# Your instructions
Search the material below for the string "this" and list each line that holds it.

# Data for processing
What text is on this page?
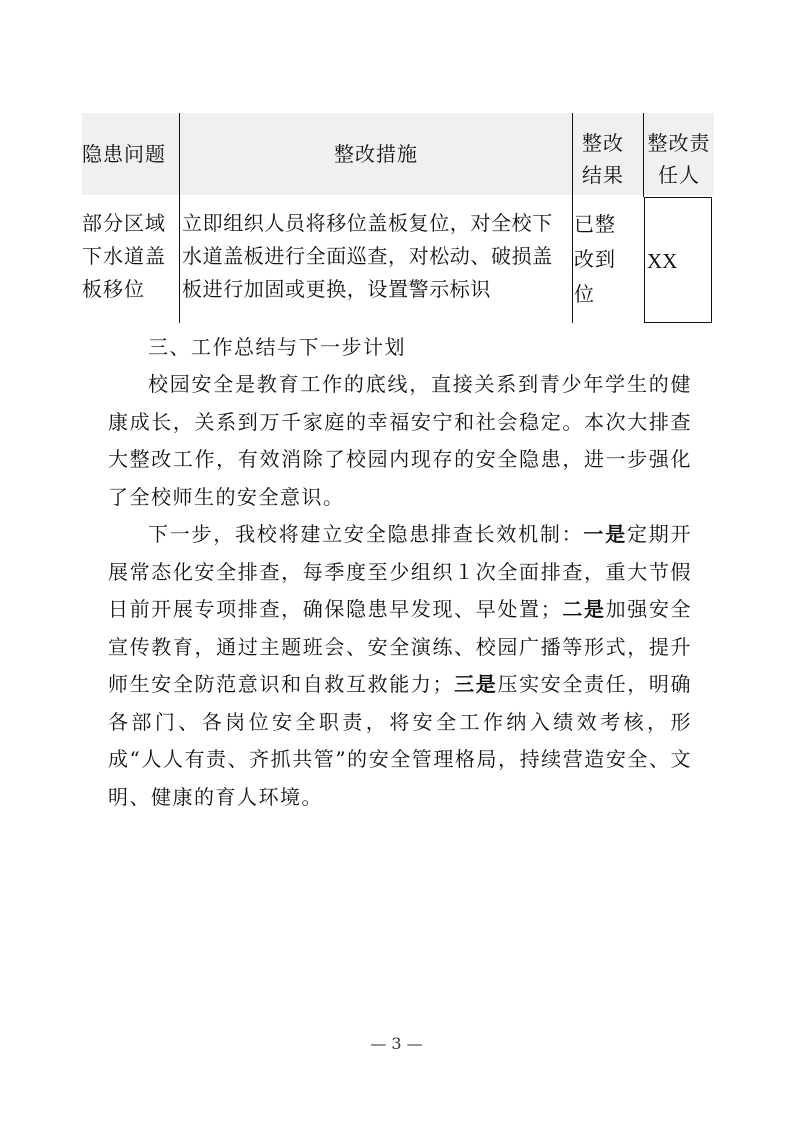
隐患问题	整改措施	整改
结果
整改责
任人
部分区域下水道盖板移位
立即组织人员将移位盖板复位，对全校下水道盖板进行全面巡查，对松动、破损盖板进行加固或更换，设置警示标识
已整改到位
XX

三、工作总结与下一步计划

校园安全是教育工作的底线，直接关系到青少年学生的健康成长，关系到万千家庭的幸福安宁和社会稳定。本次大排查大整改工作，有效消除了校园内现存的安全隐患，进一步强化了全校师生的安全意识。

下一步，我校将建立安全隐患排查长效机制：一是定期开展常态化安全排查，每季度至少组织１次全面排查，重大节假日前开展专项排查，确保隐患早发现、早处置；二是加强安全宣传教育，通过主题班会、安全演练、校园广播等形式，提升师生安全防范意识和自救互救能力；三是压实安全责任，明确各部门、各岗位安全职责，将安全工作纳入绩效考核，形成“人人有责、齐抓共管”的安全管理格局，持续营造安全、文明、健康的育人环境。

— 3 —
* * *
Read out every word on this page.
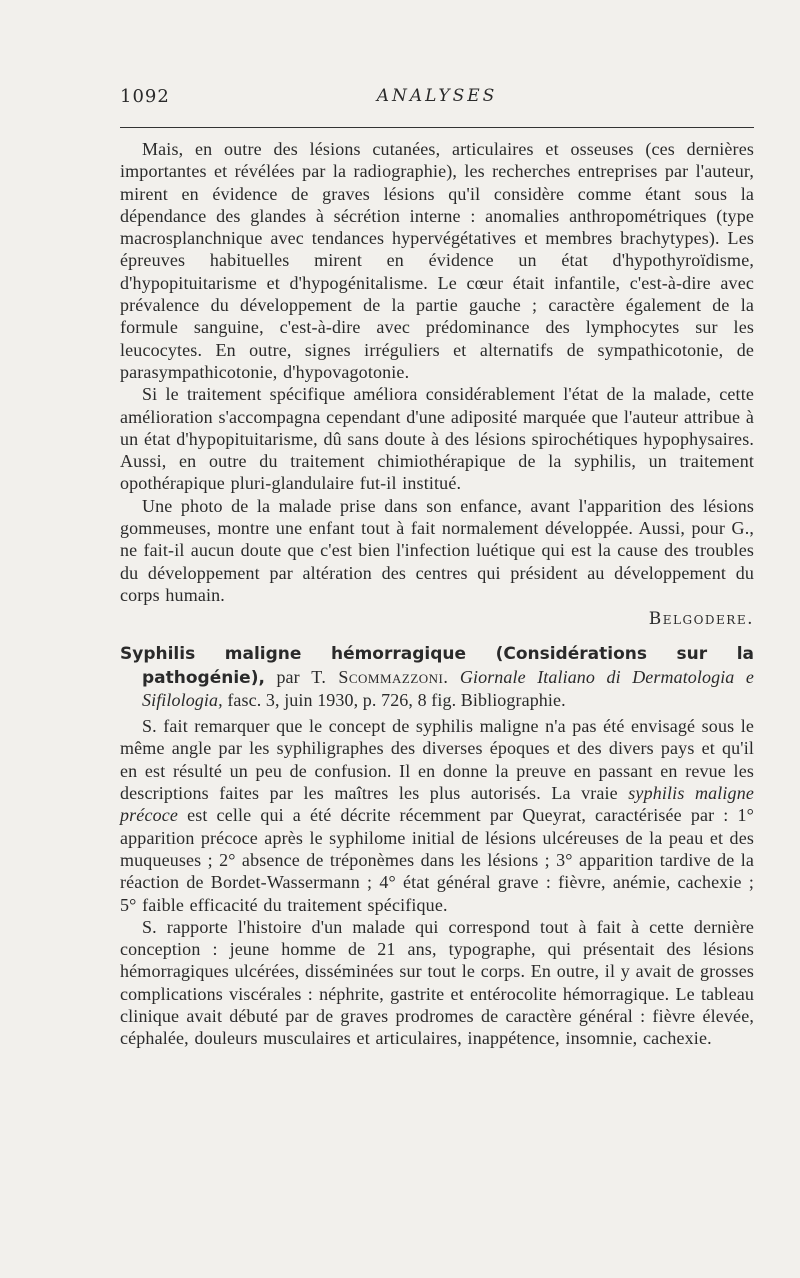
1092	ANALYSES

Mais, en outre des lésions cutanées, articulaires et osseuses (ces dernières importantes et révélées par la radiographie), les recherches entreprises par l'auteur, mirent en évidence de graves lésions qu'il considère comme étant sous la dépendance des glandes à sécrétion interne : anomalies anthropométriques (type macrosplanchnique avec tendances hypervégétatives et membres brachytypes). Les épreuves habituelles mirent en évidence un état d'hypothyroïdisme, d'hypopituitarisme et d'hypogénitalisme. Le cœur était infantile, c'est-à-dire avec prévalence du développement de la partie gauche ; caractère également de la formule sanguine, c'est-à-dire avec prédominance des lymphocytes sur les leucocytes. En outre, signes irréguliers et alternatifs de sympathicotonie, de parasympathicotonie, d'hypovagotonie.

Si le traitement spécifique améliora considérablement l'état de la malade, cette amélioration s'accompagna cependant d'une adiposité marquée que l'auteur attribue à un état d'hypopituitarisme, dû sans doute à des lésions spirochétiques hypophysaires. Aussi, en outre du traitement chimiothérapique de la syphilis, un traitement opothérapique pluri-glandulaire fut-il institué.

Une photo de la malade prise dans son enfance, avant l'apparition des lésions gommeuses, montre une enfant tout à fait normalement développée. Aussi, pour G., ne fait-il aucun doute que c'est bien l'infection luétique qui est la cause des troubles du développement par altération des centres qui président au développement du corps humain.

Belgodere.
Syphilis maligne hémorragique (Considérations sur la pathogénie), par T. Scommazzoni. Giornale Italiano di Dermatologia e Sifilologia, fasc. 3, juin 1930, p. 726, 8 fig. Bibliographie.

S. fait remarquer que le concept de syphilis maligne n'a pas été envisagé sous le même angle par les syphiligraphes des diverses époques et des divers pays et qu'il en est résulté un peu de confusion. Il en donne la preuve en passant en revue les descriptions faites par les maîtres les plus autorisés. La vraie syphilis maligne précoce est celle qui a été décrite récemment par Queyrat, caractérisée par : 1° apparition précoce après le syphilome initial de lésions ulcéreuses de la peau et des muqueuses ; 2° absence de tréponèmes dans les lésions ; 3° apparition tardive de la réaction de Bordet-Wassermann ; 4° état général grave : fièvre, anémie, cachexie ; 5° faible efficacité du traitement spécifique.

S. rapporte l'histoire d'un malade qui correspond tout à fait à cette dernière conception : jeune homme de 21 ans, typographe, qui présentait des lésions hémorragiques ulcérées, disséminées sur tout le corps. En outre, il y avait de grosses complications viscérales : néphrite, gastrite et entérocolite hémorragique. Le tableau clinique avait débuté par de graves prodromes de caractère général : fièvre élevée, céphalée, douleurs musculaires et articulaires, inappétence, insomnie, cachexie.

# Correct result
What text is on this page?
Read out every word on this page.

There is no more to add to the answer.